[Entries taken from a collection]
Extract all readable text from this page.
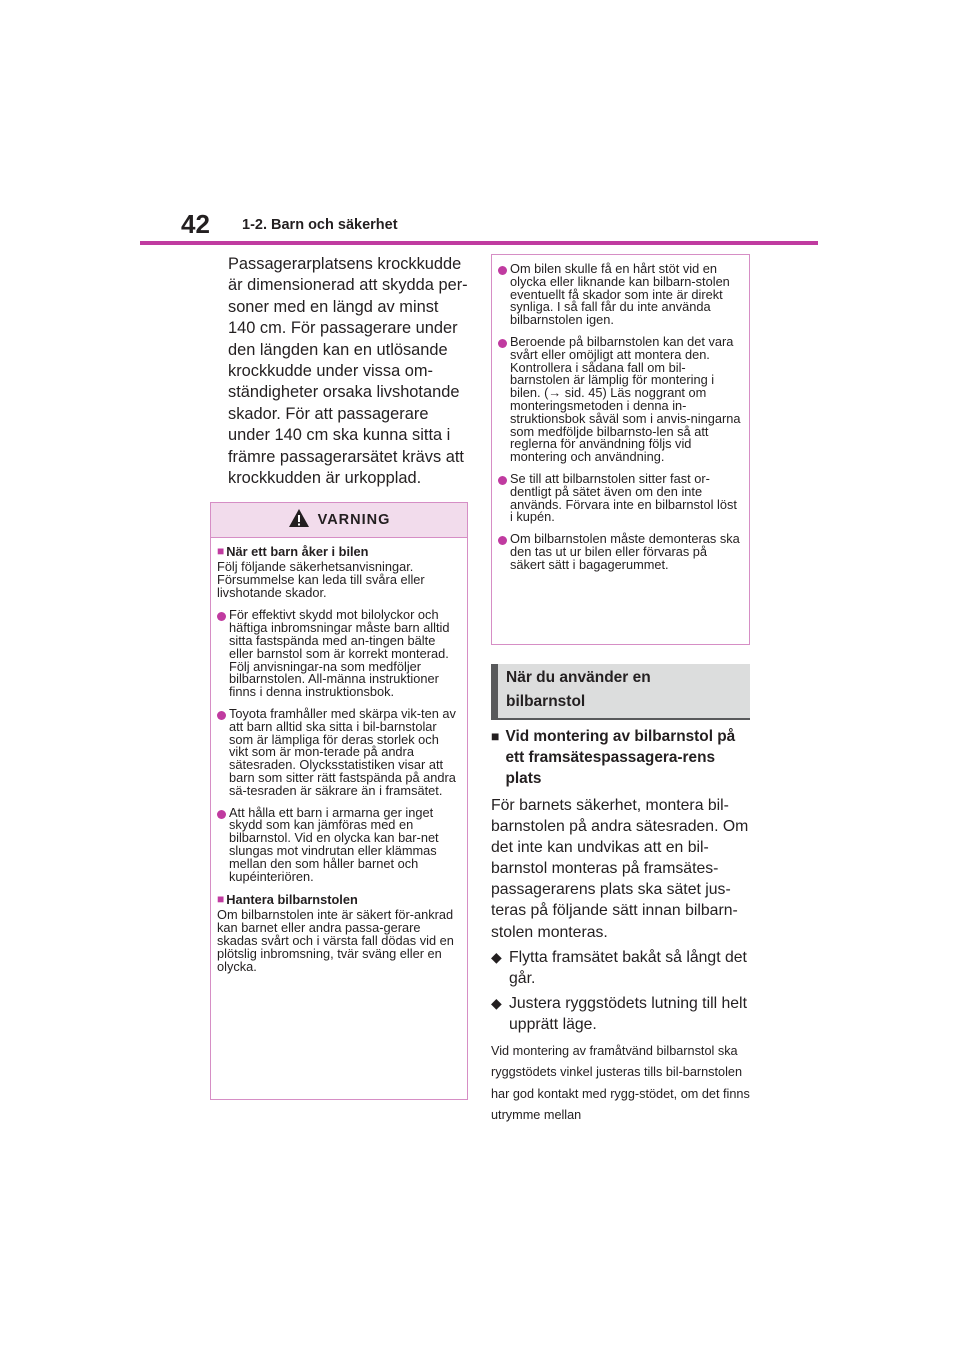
42 1-2. Barn och säkerhet

Passagerarplatsens krockkudde

är dimensionerad att skydda per-

soner med en längd av minst

140 cm. För passagerare under

den längden kan en utlösande

krockkudde under vissa om-

ständigheter orsaka livshotande

skador. För att passagerare

under 140 cm ska kunna sitta i

främre passagerarsätet krävs att

krockkudden är urkopplad.

VARNING
■ När ett barn åker i bilen

Följ följande säkerhetsanvisningar. Försummelse kan leda till svåra eller livshotande skador.

För effektivt skydd mot bilolyckor och häftiga inbromsningar måste barn alltid sitta fastspända med an-tingen bälte eller barnstol som är korrekt monterad. Följ anvisningar-na som medföljer bilbarnstolen. All-männa instruktioner finns i denna instruktionsbok.
Toyota framhåller med skärpa vik-ten av att barn alltid ska sitta i bil-barnstolar som är lämpliga för deras storlek och vikt som är mon-terade på andra sätesraden. Olycksstatistiken visar att barn som sitter rätt fastspända på andra sä-tesraden är säkrare än i framsätet.
Att hålla ett barn i armarna ger inget skydd som kan jämföras med en bilbarnstol. Vid en olycka kan bar-net slungas mot vindrutan eller klämmas mellan den som håller barnet och kupéinteriören.
■ Hantera bilbarnstolen

Om bilbarnstolen inte är säkert för-ankrad kan barnet eller andra passa-gerare skadas svårt och i värsta fall dödas vid en plötslig inbromsning, tvär sväng eller en olycka.

Om bilen skulle få en hårt stöt vid en olycka eller liknande kan bilbarn-stolen eventuellt få skador som inte är direkt synliga. I så fall får du inte använda bilbarnstolen igen.
Beroende på bilbarnstolen kan det vara svårt eller omöjligt att montera den. Kontrollera i sådana fall om bil-barnstolen är lämplig för montering i bilen. (→ sid. 45) Läs noggrant om monteringsmetoden i denna in-struktionsbok såväl som i anvis-ningarna som medföljde bilbarnsto-len så att reglerna för användning följs vid montering och användning.
Se till att bilbarnstolen sitter fast or-dentligt på sätet även om den inte används. Förvara inte en bilbarnstol löst i kupén.
Om bilbarnstolen måste demonteras ska den tas ut ur bilen eller förvaras på säkert sätt i bagagerummet.
När du använder en
bilbarnstol
■ Vid montering av bilbarnstol på ett framsätespassagera-rens plats

För barnets säkerhet, montera bil-barnstolen på andra sätesraden. Om det inte kan undvikas att en bil-barnstol monteras på framsätes-passagerarens plats ska sätet jus-teras på följande sätt innan bilbarn-stolen monteras.

◆ Flytta framsätet bakåt så långt det går.
◆ Justera ryggstödets lutning till helt upprätt läge.

Vid montering av framåtvänd bilbarnstol ska ryggstödets vinkel justeras tills bil-barnstolen har god kontakt med rygg-stödet, om det finns utrymme mellan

> Your instructions
Replicate the material above verbatim; images stay out of the copy.

> Solved problem
Extract all readable text from this page.
42 1-2. Barn och säkerhet

Passagerarplatsens krockkudde

är dimensionerad att skydda per-

soner med en längd av minst

140 cm. För passagerare under

den längden kan en utlösande

krockkudde under vissa om-

ständigheter orsaka livshotande

skador. För att passagerare

under 140 cm ska kunna sitta i

främre passagerarsätet krävs att

krockkudden är urkopplad.

VARNING
■ När ett barn åker i bilen

Följ följande säkerhetsanvisningar. Försummelse kan leda till svåra eller livshotande skador.

För effektivt skydd mot bilolyckor och häftiga inbromsningar måste barn alltid sitta fastspända med an-tingen bälte eller barnstol som är korrekt monterad. Följ anvisningar-na som medföljer bilbarnstolen. All-männa instruktioner finns i denna instruktionsbok.
Toyota framhåller med skärpa vik-ten av att barn alltid ska sitta i bil-barnstolar som är lämpliga för deras storlek och vikt som är mon-terade på andra sätesraden. Olycksstatistiken visar att barn som sitter rätt fastspända på andra sä-tesraden är säkrare än i framsätet.
Att hålla ett barn i armarna ger inget skydd som kan jämföras med en bilbarnstol. Vid en olycka kan bar-net slungas mot vindrutan eller klämmas mellan den som håller barnet och kupéinteriören.
■ Hantera bilbarnstolen

Om bilbarnstolen inte är säkert för-ankrad kan barnet eller andra passa-gerare skadas svårt och i värsta fall dödas vid en plötslig inbromsning, tvär sväng eller en olycka.

Om bilen skulle få en hårt stöt vid en olycka eller liknande kan bilbarn-stolen eventuellt få skador som inte är direkt synliga. I så fall får du inte använda bilbarnstolen igen.
Beroende på bilbarnstolen kan det vara svårt eller omöjligt att montera den. Kontrollera i sådana fall om bil-barnstolen är lämplig för montering i bilen. (→ sid. 45) Läs noggrant om monteringsmetoden i denna in-struktionsbok såväl som i anvis-ningarna som medföljde bilbarnsto-len så att reglerna för användning följs vid montering och användning.
Se till att bilbarnstolen sitter fast or-dentligt på sätet även om den inte används. Förvara inte en bilbarnstol löst i kupén.
Om bilbarnstolen måste demonteras ska den tas ut ur bilen eller förvaras på säkert sätt i bagagerummet.
När du använder en
bilbarnstol
■ Vid montering av bilbarnstol på ett framsätespassagera-rens plats

För barnets säkerhet, montera bil-barnstolen på andra sätesraden. Om det inte kan undvikas att en bil-barnstol monteras på framsätes-passagerarens plats ska sätet jus-teras på följande sätt innan bilbarn-stolen monteras.

◆ Flytta framsätet bakåt så långt det går.
◆ Justera ryggstödets lutning till helt upprätt läge.

Vid montering av framåtvänd bilbarnstol ska ryggstödets vinkel justeras tills bil-barnstolen har god kontakt med rygg-stödet, om det finns utrymme mellan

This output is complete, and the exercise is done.